* EXERCISE AIM
Please return the full listing below without altering anything.

━━ ROWS ━━

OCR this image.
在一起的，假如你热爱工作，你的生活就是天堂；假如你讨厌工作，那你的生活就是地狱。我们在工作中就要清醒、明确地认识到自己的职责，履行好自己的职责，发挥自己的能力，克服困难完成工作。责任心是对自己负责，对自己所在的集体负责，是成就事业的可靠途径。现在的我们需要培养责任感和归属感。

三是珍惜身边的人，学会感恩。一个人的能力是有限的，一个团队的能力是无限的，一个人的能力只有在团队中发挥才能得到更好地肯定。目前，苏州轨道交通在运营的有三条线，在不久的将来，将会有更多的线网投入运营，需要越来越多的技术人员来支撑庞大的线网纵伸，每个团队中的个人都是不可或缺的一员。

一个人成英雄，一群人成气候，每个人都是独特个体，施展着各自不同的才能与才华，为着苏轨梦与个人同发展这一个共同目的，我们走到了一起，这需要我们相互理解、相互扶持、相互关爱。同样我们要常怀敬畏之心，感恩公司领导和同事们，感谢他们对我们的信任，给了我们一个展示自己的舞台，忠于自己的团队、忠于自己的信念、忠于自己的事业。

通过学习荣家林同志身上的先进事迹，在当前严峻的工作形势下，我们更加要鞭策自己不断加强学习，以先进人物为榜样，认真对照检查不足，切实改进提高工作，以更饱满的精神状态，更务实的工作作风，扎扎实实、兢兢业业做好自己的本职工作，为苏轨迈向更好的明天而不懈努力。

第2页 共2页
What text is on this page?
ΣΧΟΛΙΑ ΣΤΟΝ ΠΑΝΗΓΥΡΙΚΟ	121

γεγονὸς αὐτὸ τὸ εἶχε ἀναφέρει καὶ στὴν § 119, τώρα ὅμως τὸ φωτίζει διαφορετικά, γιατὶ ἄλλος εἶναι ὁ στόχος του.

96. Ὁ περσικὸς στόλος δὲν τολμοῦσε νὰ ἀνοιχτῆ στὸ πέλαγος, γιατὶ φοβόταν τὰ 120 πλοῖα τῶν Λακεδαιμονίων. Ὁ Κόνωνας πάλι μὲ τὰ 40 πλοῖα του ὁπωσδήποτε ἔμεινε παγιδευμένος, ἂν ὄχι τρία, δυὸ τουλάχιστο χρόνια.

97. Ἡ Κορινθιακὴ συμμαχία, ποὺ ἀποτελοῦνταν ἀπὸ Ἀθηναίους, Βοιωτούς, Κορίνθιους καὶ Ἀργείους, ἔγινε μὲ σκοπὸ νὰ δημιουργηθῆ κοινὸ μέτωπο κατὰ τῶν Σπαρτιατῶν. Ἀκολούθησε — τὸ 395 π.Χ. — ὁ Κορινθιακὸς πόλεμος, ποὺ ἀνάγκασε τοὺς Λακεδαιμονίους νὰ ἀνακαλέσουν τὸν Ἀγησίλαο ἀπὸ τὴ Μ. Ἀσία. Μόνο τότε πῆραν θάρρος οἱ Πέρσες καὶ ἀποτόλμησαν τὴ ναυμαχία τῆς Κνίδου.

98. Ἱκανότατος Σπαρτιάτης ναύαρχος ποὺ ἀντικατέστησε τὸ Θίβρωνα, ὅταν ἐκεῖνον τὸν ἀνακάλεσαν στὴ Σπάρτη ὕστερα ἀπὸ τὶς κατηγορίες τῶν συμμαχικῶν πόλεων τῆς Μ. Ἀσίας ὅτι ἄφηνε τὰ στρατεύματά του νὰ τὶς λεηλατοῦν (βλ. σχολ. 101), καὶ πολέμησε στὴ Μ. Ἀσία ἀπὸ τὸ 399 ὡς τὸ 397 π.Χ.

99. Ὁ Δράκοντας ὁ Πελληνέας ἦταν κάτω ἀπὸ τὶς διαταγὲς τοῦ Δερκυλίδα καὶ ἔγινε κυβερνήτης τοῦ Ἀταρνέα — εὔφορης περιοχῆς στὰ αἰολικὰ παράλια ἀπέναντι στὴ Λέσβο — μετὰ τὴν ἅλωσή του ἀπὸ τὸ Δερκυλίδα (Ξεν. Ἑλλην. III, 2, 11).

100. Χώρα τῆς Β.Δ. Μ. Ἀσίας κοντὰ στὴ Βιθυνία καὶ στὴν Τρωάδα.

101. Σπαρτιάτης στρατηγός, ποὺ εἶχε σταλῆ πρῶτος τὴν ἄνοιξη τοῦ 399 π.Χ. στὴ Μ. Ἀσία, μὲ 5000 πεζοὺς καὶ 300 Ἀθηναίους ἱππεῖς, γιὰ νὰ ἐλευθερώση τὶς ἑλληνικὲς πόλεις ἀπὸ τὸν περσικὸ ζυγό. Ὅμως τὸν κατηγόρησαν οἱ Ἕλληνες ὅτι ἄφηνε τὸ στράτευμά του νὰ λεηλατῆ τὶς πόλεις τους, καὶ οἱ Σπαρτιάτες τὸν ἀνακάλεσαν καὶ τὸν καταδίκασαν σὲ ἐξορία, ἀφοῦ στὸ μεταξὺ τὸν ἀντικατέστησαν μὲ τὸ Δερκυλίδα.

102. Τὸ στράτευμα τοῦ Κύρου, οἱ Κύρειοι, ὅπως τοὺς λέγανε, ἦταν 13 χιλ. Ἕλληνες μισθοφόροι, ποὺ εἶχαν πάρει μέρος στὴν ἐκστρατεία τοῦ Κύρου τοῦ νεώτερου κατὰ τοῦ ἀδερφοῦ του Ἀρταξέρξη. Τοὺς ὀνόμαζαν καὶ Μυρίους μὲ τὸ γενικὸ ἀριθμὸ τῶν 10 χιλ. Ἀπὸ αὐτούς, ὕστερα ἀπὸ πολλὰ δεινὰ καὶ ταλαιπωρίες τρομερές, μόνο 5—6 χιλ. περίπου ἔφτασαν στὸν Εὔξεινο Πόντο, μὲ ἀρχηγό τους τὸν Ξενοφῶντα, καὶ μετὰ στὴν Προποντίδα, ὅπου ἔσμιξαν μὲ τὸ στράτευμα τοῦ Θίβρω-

━━━

* FINISHED EXERCISE
OCR this image.
在一起的，假如你热爱工作，你的生活就是天堂；假如你讨厌工作，那你的生活就是地狱。我们在工作中就要清醒、明确地认识到自己的职责，履行好自己的职责，发挥自己的能力，克服困难完成工作。责任心是对自己负责，对自己所在的集体负责，是成就事业的可靠途径。现在的我们需要培养责任感和归属感。

三是珍惜身边的人，学会感恩。一个人的能力是有限的，一个团队的能力是无限的，一个人的能力只有在团队中发挥才能得到更好地肯定。目前，苏州轨道交通在运营的有三条线，在不久的将来，将会有更多的线网投入运营，需要越来越多的技术人员来支撑庞大的线网纵伸，每个团队中的个人都是不可或缺的一员。

一个人成英雄，一群人成气候，每个人都是独特个体，施展着各自不同的才能与才华，为着苏轨梦与个人同发展这一个共同目的，我们走到了一起，这需要我们相互理解、相互扶持、相互关爱。同样我们要常怀敬畏之心，感恩公司领导和同事们，感谢他们对我们的信任，给了我们一个展示自己的舞台，忠于自己的团队、忠于自己的信念、忠于自己的事业。

通过学习荣家林同志身上的先进事迹，在当前严峻的工作形势下，我们更加要鞭策自己不断加强学习，以先进人物为榜样，认真对照检查不足，切实改进提高工作，以更饱满的精神状态，更务实的工作作风，扎扎实实、兢兢业业做好自己的本职工作，为苏轨迈向更好的明天而不懈努力。

第2页 共2页
What text is on this page?
ΣΧΟΛΙΑ ΣΤΟΝ ΠΑΝΗΓΥΡΙΚΟ	121

γεγονὸς αὐτὸ τὸ εἶχε ἀναφέρει καὶ στὴν § 119, τώρα ὅμως τὸ φωτίζει διαφορετικά, γιατὶ ἄλλος εἶναι ὁ στόχος του.

96. Ὁ περσικὸς στόλος δὲν τολμοῦσε νὰ ἀνοιχτῆ στὸ πέλαγος, γιατὶ φοβόταν τὰ 120 πλοῖα τῶν Λακεδαιμονίων. Ὁ Κόνωνας πάλι μὲ τὰ 40 πλοῖα του ὁπωσδήποτε ἔμεινε παγιδευμένος, ἂν ὄχι τρία, δυὸ τουλάχιστο χρόνια.

97. Ἡ Κορινθιακὴ συμμαχία, ποὺ ἀποτελοῦνταν ἀπὸ Ἀθηναίους, Βοιωτούς, Κορίνθιους καὶ Ἀργείους, ἔγινε μὲ σκοπὸ νὰ δημιουργηθῆ κοινὸ μέτωπο κατὰ τῶν Σπαρτιατῶν. Ἀκολούθησε — τὸ 395 π.Χ. — ὁ Κορινθιακὸς πόλεμος, ποὺ ἀνάγκασε τοὺς Λακεδαιμονίους νὰ ἀνακαλέσουν τὸν Ἀγησίλαο ἀπὸ τὴ Μ. Ἀσία. Μόνο τότε πῆραν θάρρος οἱ Πέρσες καὶ ἀποτόλμησαν τὴ ναυμαχία τῆς Κνίδου.

98. Ἱκανότατος Σπαρτιάτης ναύαρχος ποὺ ἀντικατέστησε τὸ Θίβρωνα, ὅταν ἐκεῖνον τὸν ἀνακάλεσαν στὴ Σπάρτη ὕστερα ἀπὸ τὶς κατηγορίες τῶν συμμαχικῶν πόλεων τῆς Μ. Ἀσίας ὅτι ἄφηνε τὰ στρατεύματά του νὰ τὶς λεηλατοῦν (βλ. σχολ. 101), καὶ πολέμησε στὴ Μ. Ἀσία ἀπὸ τὸ 399 ὡς τὸ 397 π.Χ.

99. Ὁ Δράκοντας ὁ Πελληνέας ἦταν κάτω ἀπὸ τὶς διαταγὲς τοῦ Δερκυλίδα καὶ ἔγινε κυβερνήτης τοῦ Ἀταρνέα — εὔφορης περιοχῆς στὰ αἰολικὰ παράλια ἀπέναντι στὴ Λέσβο — μετὰ τὴν ἅλωσή του ἀπὸ τὸ Δερκυλίδα (Ξεν. Ἑλλην. III, 2, 11).

100. Χώρα τῆς Β.Δ. Μ. Ἀσίας κοντὰ στὴ Βιθυνία καὶ στὴν Τρωάδα.

101. Σπαρτιάτης στρατηγός, ποὺ εἶχε σταλῆ πρῶτος τὴν ἄνοιξη τοῦ 399 π.Χ. στὴ Μ. Ἀσία, μὲ 5000 πεζοὺς καὶ 300 Ἀθηναίους ἱππεῖς, γιὰ νὰ ἐλευθερώση τὶς ἑλληνικὲς πόλεις ἀπὸ τὸν περσικὸ ζυγό. Ὅμως τὸν κατηγόρησαν οἱ Ἕλληνες ὅτι ἄφηνε τὸ στράτευμά του νὰ λεηλατῆ τὶς πόλεις τους, καὶ οἱ Σπαρτιάτες τὸν ἀνακάλεσαν καὶ τὸν καταδίκασαν σὲ ἐξορία, ἀφοῦ στὸ μεταξὺ τὸν ἀντικατέστησαν μὲ τὸ Δερκυλίδα.

102. Τὸ στράτευμα τοῦ Κύρου, οἱ Κύρειοι, ὅπως τοὺς λέγανε, ἦταν 13 χιλ. Ἕλληνες μισθοφόροι, ποὺ εἶχαν πάρει μέρος στὴν ἐκστρατεία τοῦ Κύρου τοῦ νεώτερου κατὰ τοῦ ἀδερφοῦ του Ἀρταξέρξη. Τοὺς ὀνόμαζαν καὶ Μυρίους μὲ τὸ γενικὸ ἀριθμὸ τῶν 10 χιλ. Ἀπὸ αὐτούς, ὕστερα ἀπὸ πολλὰ δεινὰ καὶ ταλαιπωρίες τρομερές, μόνο 5—6 χιλ. περίπου ἔφτασαν στὸν Εὔξεινο Πόντο, μὲ ἀρχηγό τους τὸν Ξενοφῶντα, καὶ μετὰ στὴν Προποντίδα, ὅπου ἔσμιξαν μὲ τὸ στράτευμα τοῦ Θίβρω-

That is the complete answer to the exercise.